Could you transcribe every record below exactly as written, leaving out any pictures?

* Begin *

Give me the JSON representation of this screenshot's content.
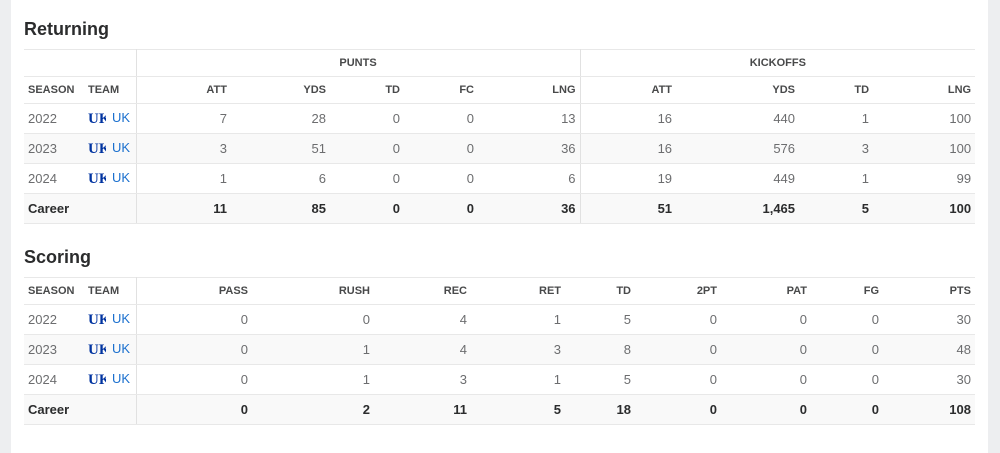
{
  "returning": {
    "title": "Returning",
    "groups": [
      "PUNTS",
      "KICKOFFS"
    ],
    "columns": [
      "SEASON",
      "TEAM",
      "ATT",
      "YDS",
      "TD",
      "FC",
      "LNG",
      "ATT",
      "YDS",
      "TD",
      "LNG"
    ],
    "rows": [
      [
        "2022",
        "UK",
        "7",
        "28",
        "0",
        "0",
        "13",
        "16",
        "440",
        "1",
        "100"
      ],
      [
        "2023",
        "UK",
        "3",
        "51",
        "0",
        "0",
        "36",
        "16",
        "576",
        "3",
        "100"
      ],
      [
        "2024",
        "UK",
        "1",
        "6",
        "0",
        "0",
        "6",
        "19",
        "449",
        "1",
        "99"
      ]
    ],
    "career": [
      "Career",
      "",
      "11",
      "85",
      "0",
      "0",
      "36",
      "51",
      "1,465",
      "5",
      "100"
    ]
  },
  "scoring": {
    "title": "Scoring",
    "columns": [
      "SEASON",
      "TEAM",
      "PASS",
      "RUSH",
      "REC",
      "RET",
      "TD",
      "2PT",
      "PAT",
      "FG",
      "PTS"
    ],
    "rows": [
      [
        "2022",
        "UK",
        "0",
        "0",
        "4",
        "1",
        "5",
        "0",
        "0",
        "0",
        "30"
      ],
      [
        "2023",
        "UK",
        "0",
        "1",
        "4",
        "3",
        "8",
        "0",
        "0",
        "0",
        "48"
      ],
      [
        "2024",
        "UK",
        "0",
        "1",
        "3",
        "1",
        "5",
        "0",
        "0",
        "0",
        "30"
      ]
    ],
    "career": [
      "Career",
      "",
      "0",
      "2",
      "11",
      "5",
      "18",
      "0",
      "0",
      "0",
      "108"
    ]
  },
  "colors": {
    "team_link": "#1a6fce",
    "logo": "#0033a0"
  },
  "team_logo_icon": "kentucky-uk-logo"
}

* End *

**CORRECT ANSWER**
Give me the JSON representation of this screenshot's content.
{
  "returning": {
    "title": "Returning",
    "groups": [
      "PUNTS",
      "KICKOFFS"
    ],
    "columns": [
      "SEASON",
      "TEAM",
      "ATT",
      "YDS",
      "TD",
      "FC",
      "LNG",
      "ATT",
      "YDS",
      "TD",
      "LNG"
    ],
    "rows": [
      [
        "2022",
        "UK",
        "7",
        "28",
        "0",
        "0",
        "13",
        "16",
        "440",
        "1",
        "100"
      ],
      [
        "2023",
        "UK",
        "3",
        "51",
        "0",
        "0",
        "36",
        "16",
        "576",
        "3",
        "100"
      ],
      [
        "2024",
        "UK",
        "1",
        "6",
        "0",
        "0",
        "6",
        "19",
        "449",
        "1",
        "99"
      ]
    ],
    "career": [
      "Career",
      "",
      "11",
      "85",
      "0",
      "0",
      "36",
      "51",
      "1,465",
      "5",
      "100"
    ]
  },
  "scoring": {
    "title": "Scoring",
    "columns": [
      "SEASON",
      "TEAM",
      "PASS",
      "RUSH",
      "REC",
      "RET",
      "TD",
      "2PT",
      "PAT",
      "FG",
      "PTS"
    ],
    "rows": [
      [
        "2022",
        "UK",
        "0",
        "0",
        "4",
        "1",
        "5",
        "0",
        "0",
        "0",
        "30"
      ],
      [
        "2023",
        "UK",
        "0",
        "1",
        "4",
        "3",
        "8",
        "0",
        "0",
        "0",
        "48"
      ],
      [
        "2024",
        "UK",
        "0",
        "1",
        "3",
        "1",
        "5",
        "0",
        "0",
        "0",
        "30"
      ]
    ],
    "career": [
      "Career",
      "",
      "0",
      "2",
      "11",
      "5",
      "18",
      "0",
      "0",
      "0",
      "108"
    ]
  },
  "colors": {
    "team_link": "#1a6fce",
    "logo": "#0033a0"
  },
  "team_logo_icon": "kentucky-uk-logo"
}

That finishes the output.